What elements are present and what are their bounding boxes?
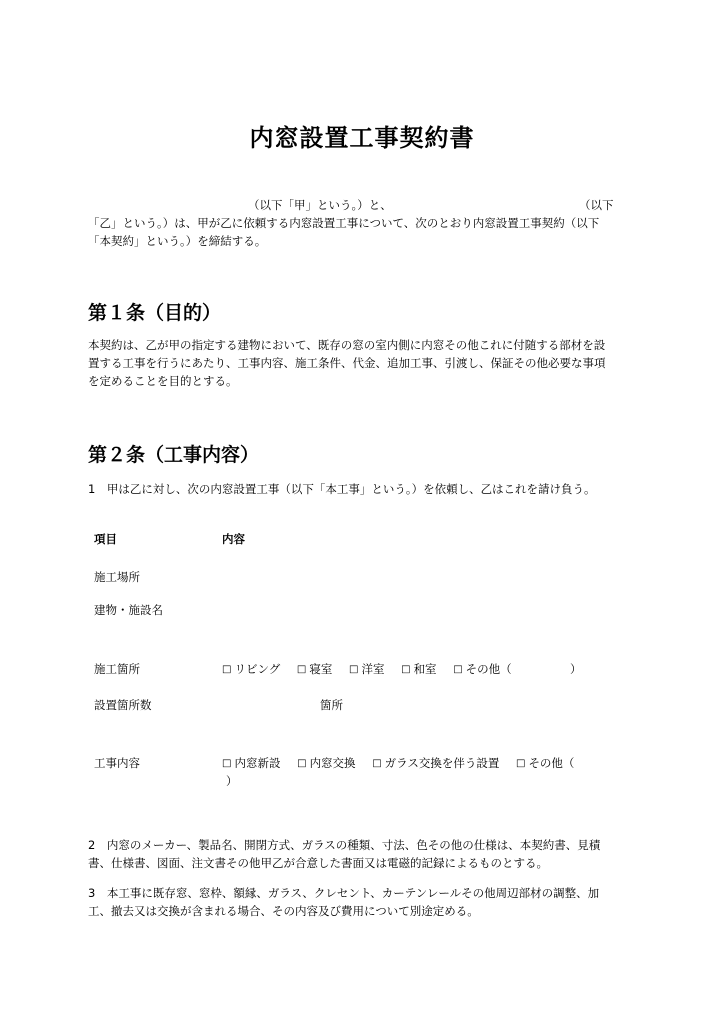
option-label-other: その他（ bbox=[465, 662, 512, 676]
option-label: 内窓新設 bbox=[234, 756, 281, 770]
article-2-clause-1 bbox=[88, 480, 636, 498]
option-label: リビング bbox=[234, 662, 281, 676]
option-label: ガラス交換を伴う設置 bbox=[384, 756, 500, 770]
checkbox-option[interactable] bbox=[372, 755, 499, 771]
article-1-body bbox=[88, 336, 636, 390]
intro-paragraph bbox=[88, 196, 636, 250]
option-label: 寝室 bbox=[309, 662, 333, 676]
option-label: 洋室 bbox=[361, 662, 385, 676]
clause-2-line: 書、仕様書、図面、注文書その他甲乙が合意した書面又は電磁的記録によるものとする。 bbox=[88, 856, 548, 870]
checkbox-icon: □ bbox=[222, 664, 232, 675]
checkbox-option[interactable] bbox=[401, 661, 436, 677]
checkbox-icon: □ bbox=[372, 758, 382, 769]
checkbox-option[interactable] bbox=[222, 755, 280, 771]
article-2-heading: 第２条（工事内容） bbox=[88, 444, 260, 466]
checkbox-icon: □ bbox=[453, 664, 463, 675]
count-unit: 箇所 bbox=[320, 698, 343, 712]
location-options bbox=[222, 661, 525, 677]
table-header-content: 内容 bbox=[222, 532, 245, 546]
checkbox-icon: □ bbox=[297, 758, 307, 769]
checkbox-icon: □ bbox=[349, 664, 359, 675]
table-header-item: 項目 bbox=[94, 532, 117, 546]
checkbox-icon: □ bbox=[515, 758, 526, 769]
intro-party-b-text: （以下 bbox=[579, 198, 614, 212]
intro-line-3: 「本契約」という。）を締結する。 bbox=[88, 234, 267, 248]
row-label-count: 設置箇所数 bbox=[94, 698, 152, 712]
checkbox-option[interactable] bbox=[297, 661, 332, 677]
option-label: 内窓交換 bbox=[309, 756, 356, 770]
checkbox-option[interactable] bbox=[349, 661, 384, 677]
checkbox-icon: □ bbox=[296, 664, 307, 675]
article-1-line: を定めることを目的とする。 bbox=[88, 374, 238, 388]
checkbox-option[interactable] bbox=[222, 661, 280, 677]
checkbox-option[interactable] bbox=[297, 755, 355, 771]
article-1-heading: 第１条（目的） bbox=[88, 302, 222, 324]
intro-line-2: 「乙」という。）は、甲が乙に依頼する内窓設置工事について、次のとおり内窓設置工事契約（以下 bbox=[88, 216, 600, 230]
article-2-clause-2 bbox=[88, 836, 636, 872]
document-title: 内窓設置工事契約書 bbox=[249, 124, 475, 152]
row-label-work: 工事内容 bbox=[94, 756, 140, 770]
work-other-close: ） bbox=[226, 774, 238, 788]
option-label: 和室 bbox=[413, 662, 437, 676]
option-label-other: その他（ bbox=[528, 756, 575, 770]
checkbox-icon: □ bbox=[222, 758, 232, 769]
row-label-location: 施工箇所 bbox=[94, 662, 140, 676]
clause-3-line: 工、撤去又は交換が含まれる場合、その内容及び費用について別途定める。 bbox=[88, 904, 479, 918]
checkbox-option-other[interactable] bbox=[453, 661, 511, 677]
clause-3-line: 3 本工事に既存窓、窓枠、額縁、ガラス、クレセント、カーテンレールその他周辺部材の調整、加 bbox=[88, 886, 600, 900]
intro-party-a-text: （以下「甲」という。）と、 bbox=[248, 198, 392, 212]
article-2-clause-3 bbox=[88, 884, 636, 920]
row-label-site: 施工場所 bbox=[94, 570, 140, 584]
checkbox-option-other[interactable] bbox=[516, 755, 574, 771]
clause-2-line: 2 内窓のメーカー、製品名、開閉方式、ガラスの種類、寸法、色その他の仕様は、本契約書、見積 bbox=[88, 838, 601, 852]
work-options bbox=[222, 755, 587, 771]
checkbox-icon: □ bbox=[401, 664, 411, 675]
row-label-building: 建物・施設名 bbox=[94, 603, 163, 617]
clause-1-text: 1 甲は乙に対し、次の内窓設置工事（以下「本工事」という。）を依頼し、乙はこれを請け負う。 bbox=[88, 482, 596, 496]
article-1-line: 置する工事を行うにあたり、工事内容、施工条件、代金、追加工事、引渡し、保証その他必要な事項 bbox=[88, 356, 606, 370]
article-1-line: 本契約は、乙が甲の指定する建物において、既存の窓の室内側に内窓その他これに付随する部材を設 bbox=[88, 338, 606, 352]
intro-line-1 bbox=[88, 196, 636, 214]
location-other-close: ） bbox=[570, 662, 582, 676]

********

**Exercise brief:**
Edit the listing above by changing every "内窓設置工事" to "内窓取付工事" and keeping everything else the same. Write out all of its lines again, leaving out the picture.

**Exercise result:**
What elements are present and what are their bounding boxes?
option-label-other: その他（ bbox=[465, 662, 512, 676]
option-label: 内窓新設 bbox=[234, 756, 281, 770]
article-2-clause-1 bbox=[88, 480, 636, 498]
option-label: リビング bbox=[234, 662, 281, 676]
option-label: ガラス交換を伴う設置 bbox=[384, 756, 500, 770]
checkbox-option[interactable] bbox=[372, 755, 499, 771]
article-1-body bbox=[88, 336, 636, 390]
intro-paragraph bbox=[88, 196, 636, 250]
option-label: 寝室 bbox=[309, 662, 333, 676]
option-label: 洋室 bbox=[361, 662, 385, 676]
clause-2-line: 書、仕様書、図面、注文書その他甲乙が合意した書面又は電磁的記録によるものとする。 bbox=[88, 856, 548, 870]
checkbox-icon: □ bbox=[222, 664, 232, 675]
checkbox-option[interactable] bbox=[401, 661, 436, 677]
checkbox-icon: □ bbox=[372, 758, 382, 769]
checkbox-option[interactable] bbox=[222, 755, 280, 771]
article-2-heading: 第２条（工事内容） bbox=[88, 444, 260, 466]
checkbox-icon: □ bbox=[453, 664, 463, 675]
count-unit: 箇所 bbox=[320, 698, 343, 712]
location-options bbox=[222, 661, 525, 677]
table-header-content: 内容 bbox=[222, 532, 245, 546]
checkbox-icon: □ bbox=[297, 758, 307, 769]
checkbox-icon: □ bbox=[349, 664, 359, 675]
table-header-item: 項目 bbox=[94, 532, 117, 546]
checkbox-icon: □ bbox=[515, 758, 526, 769]
intro-party-b-text: （以下 bbox=[579, 198, 614, 212]
intro-line-3: 「本契約」という。）を締結する。 bbox=[88, 234, 267, 248]
row-label-count: 設置箇所数 bbox=[94, 698, 152, 712]
checkbox-option[interactable] bbox=[297, 661, 332, 677]
option-label: 内窓交換 bbox=[309, 756, 356, 770]
checkbox-option[interactable] bbox=[349, 661, 384, 677]
checkbox-icon: □ bbox=[296, 664, 307, 675]
article-1-line: を定めることを目的とする。 bbox=[88, 374, 238, 388]
checkbox-option[interactable] bbox=[222, 661, 280, 677]
checkbox-option[interactable] bbox=[297, 755, 355, 771]
article-1-heading: 第１条（目的） bbox=[88, 302, 222, 324]
intro-line-2: 「乙」という。）は、甲が乙に依頼する内窓取付工事について、次のとおり内窓取付工事契約（以下 bbox=[88, 216, 600, 230]
article-2-clause-2 bbox=[88, 836, 636, 872]
document-title: 内窓取付工事契約書 bbox=[249, 124, 475, 152]
row-label-work: 工事内容 bbox=[94, 756, 140, 770]
work-other-close: ） bbox=[226, 774, 238, 788]
option-label: 和室 bbox=[413, 662, 437, 676]
option-label-other: その他（ bbox=[528, 756, 575, 770]
checkbox-icon: □ bbox=[222, 758, 232, 769]
row-label-location: 施工箇所 bbox=[94, 662, 140, 676]
clause-3-line: 工、撤去又は交換が含まれる場合、その内容及び費用について別途定める。 bbox=[88, 904, 479, 918]
checkbox-option-other[interactable] bbox=[453, 661, 511, 677]
clause-3-line: 3 本工事に既存窓、窓枠、額縁、ガラス、クレセント、カーテンレールその他周辺部材の調整、加 bbox=[88, 886, 600, 900]
intro-party-a-text: （以下「甲」という。）と、 bbox=[248, 198, 392, 212]
article-2-clause-3 bbox=[88, 884, 636, 920]
row-label-site: 施工場所 bbox=[94, 570, 140, 584]
checkbox-option-other[interactable] bbox=[516, 755, 574, 771]
clause-2-line: 2 内窓のメーカー、製品名、開閉方式、ガラスの種類、寸法、色その他の仕様は、本契約書、見積 bbox=[88, 838, 601, 852]
work-options bbox=[222, 755, 587, 771]
checkbox-icon: □ bbox=[401, 664, 411, 675]
row-label-building: 建物・施設名 bbox=[94, 603, 163, 617]
clause-1-text: 1 甲は乙に対し、次の内窓取付工事（以下「本工事」という。）を依頼し、乙はこれを請け負う。 bbox=[88, 482, 596, 496]
article-1-line: 置する工事を行うにあたり、工事内容、施工条件、代金、追加工事、引渡し、保証その他必要な事項 bbox=[88, 356, 606, 370]
article-1-line: 本契約は、乙が甲の指定する建物において、既存の窓の室内側に内窓その他これに付随する部材を設 bbox=[88, 338, 606, 352]
intro-line-1 bbox=[88, 196, 636, 214]
location-other-close: ） bbox=[570, 662, 582, 676]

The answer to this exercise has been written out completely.